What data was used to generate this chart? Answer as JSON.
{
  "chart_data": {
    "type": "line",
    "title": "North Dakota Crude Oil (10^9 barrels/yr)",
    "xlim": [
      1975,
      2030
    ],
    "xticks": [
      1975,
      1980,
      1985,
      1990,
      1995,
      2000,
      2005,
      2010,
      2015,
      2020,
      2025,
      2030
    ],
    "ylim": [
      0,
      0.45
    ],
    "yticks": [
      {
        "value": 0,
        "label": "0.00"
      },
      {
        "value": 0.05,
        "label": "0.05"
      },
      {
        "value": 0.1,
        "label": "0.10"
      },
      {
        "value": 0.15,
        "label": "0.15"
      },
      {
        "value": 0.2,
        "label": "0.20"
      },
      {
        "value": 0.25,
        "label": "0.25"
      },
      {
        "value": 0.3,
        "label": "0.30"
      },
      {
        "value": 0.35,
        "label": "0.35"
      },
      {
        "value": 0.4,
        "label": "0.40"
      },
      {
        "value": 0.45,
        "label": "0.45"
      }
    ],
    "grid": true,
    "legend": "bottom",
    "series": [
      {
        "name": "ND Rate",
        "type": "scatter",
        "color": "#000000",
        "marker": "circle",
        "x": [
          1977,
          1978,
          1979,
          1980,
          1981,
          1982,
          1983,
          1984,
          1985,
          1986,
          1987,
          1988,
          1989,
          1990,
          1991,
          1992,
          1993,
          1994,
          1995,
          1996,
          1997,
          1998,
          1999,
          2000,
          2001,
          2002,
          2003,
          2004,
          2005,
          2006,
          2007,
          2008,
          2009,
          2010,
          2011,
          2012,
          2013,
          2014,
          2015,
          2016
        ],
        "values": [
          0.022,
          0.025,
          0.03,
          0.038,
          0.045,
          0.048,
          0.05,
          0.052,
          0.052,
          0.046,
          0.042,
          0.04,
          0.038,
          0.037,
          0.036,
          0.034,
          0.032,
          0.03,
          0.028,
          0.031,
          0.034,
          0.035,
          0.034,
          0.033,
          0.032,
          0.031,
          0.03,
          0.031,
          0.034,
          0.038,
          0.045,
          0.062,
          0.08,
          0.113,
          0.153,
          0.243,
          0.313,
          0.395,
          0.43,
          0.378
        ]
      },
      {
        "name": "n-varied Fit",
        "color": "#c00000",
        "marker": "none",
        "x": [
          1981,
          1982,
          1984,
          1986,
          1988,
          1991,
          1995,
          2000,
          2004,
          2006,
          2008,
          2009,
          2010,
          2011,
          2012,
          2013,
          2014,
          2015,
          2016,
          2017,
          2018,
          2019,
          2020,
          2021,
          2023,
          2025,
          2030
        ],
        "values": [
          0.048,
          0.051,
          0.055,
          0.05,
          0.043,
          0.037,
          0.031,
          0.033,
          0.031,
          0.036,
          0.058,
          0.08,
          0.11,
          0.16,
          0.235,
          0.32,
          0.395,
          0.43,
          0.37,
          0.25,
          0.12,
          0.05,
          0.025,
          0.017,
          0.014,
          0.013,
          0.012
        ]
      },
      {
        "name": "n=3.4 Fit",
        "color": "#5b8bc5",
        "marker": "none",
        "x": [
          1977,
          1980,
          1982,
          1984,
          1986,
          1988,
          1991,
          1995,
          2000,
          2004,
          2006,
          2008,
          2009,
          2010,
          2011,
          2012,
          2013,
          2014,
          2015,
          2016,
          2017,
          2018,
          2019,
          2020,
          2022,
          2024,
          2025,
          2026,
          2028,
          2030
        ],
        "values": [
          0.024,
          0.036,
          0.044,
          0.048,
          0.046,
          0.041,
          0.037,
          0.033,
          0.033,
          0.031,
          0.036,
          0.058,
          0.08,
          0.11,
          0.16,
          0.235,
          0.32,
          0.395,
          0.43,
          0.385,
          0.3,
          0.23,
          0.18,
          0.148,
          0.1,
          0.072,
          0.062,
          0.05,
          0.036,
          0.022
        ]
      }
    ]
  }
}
====
* _Task directions_
All of the data must be returned exactly.

* _Complete answer_
What data was used to generate this chart? Answer as JSON.
{
  "chart_data": {
    "type": "line",
    "title": "North Dakota Crude Oil (10^9 barrels/yr)",
    "xlim": [
      1975,
      2030
    ],
    "xticks": [
      1975,
      1980,
      1985,
      1990,
      1995,
      2000,
      2005,
      2010,
      2015,
      2020,
      2025,
      2030
    ],
    "ylim": [
      0,
      0.45
    ],
    "yticks": [
      {
        "value": 0,
        "label": "0.00"
      },
      {
        "value": 0.05,
        "label": "0.05"
      },
      {
        "value": 0.1,
        "label": "0.10"
      },
      {
        "value": 0.15,
        "label": "0.15"
      },
      {
        "value": 0.2,
        "label": "0.20"
      },
      {
        "value": 0.25,
        "label": "0.25"
      },
      {
        "value": 0.3,
        "label": "0.30"
      },
      {
        "value": 0.35,
        "label": "0.35"
      },
      {
        "value": 0.4,
        "label": "0.40"
      },
      {
        "value": 0.45,
        "label": "0.45"
      }
    ],
    "grid": true,
    "legend": "bottom",
    "series": [
      {
        "name": "ND Rate",
        "type": "scatter",
        "color": "#000000",
        "marker": "circle",
        "x": [
          1977,
          1978,
          1979,
          1980,
          1981,
          1982,
          1983,
          1984,
          1985,
          1986,
          1987,
          1988,
          1989,
          1990,
          1991,
          1992,
          1993,
          1994,
          1995,
          1996,
          1997,
          1998,
          1999,
          2000,
          2001,
          2002,
          2003,
          2004,
          2005,
          2006,
          2007,
          2008,
          2009,
          2010,
          2011,
          2012,
          2013,
          2014,
          2015,
          2016
        ],
        "values": [
          0.022,
          0.025,
          0.03,
          0.038,
          0.045,
          0.048,
          0.05,
          0.052,
          0.052,
          0.046,
          0.042,
          0.04,
          0.038,
          0.037,
          0.036,
          0.034,
          0.032,
          0.03,
          0.028,
          0.031,
          0.034,
          0.035,
          0.034,
          0.033,
          0.032,
          0.031,
          0.03,
          0.031,
          0.034,
          0.038,
          0.045,
          0.062,
          0.08,
          0.113,
          0.153,
          0.243,
          0.313,
          0.395,
          0.43,
          0.378
        ]
      },
      {
        "name": "n-varied Fit",
        "color": "#c00000",
        "marker": "none",
        "x": [
          1981,
          1982,
          1984,
          1986,
          1988,
          1991,
          1995,
          2000,
          2004,
          2006,
          2008,
          2009,
          2010,
          2011,
          2012,
          2013,
          2014,
          2015,
          2016,
          2017,
          2018,
          2019,
          2020,
          2021,
          2023,
          2025,
          2030
        ],
        "values": [
          0.048,
          0.051,
          0.055,
          0.05,
          0.043,
          0.037,
          0.031,
          0.033,
          0.031,
          0.036,
          0.058,
          0.08,
          0.11,
          0.16,
          0.235,
          0.32,
          0.395,
          0.43,
          0.37,
          0.25,
          0.12,
          0.05,
          0.025,
          0.017,
          0.014,
          0.013,
          0.012
        ]
      },
      {
        "name": "n=3.4 Fit",
        "color": "#5b8bc5",
        "marker": "none",
        "x": [
          1977,
          1980,
          1982,
          1984,
          1986,
          1988,
          1991,
          1995,
          2000,
          2004,
          2006,
          2008,
          2009,
          2010,
          2011,
          2012,
          2013,
          2014,
          2015,
          2016,
          2017,
          2018,
          2019,
          2020,
          2022,
          2024,
          2025,
          2026,
          2028,
          2030
        ],
        "values": [
          0.024,
          0.036,
          0.044,
          0.048,
          0.046,
          0.041,
          0.037,
          0.033,
          0.033,
          0.031,
          0.036,
          0.058,
          0.08,
          0.11,
          0.16,
          0.235,
          0.32,
          0.395,
          0.43,
          0.385,
          0.3,
          0.23,
          0.18,
          0.148,
          0.1,
          0.072,
          0.062,
          0.05,
          0.036,
          0.022
        ]
      }
    ]
  }
}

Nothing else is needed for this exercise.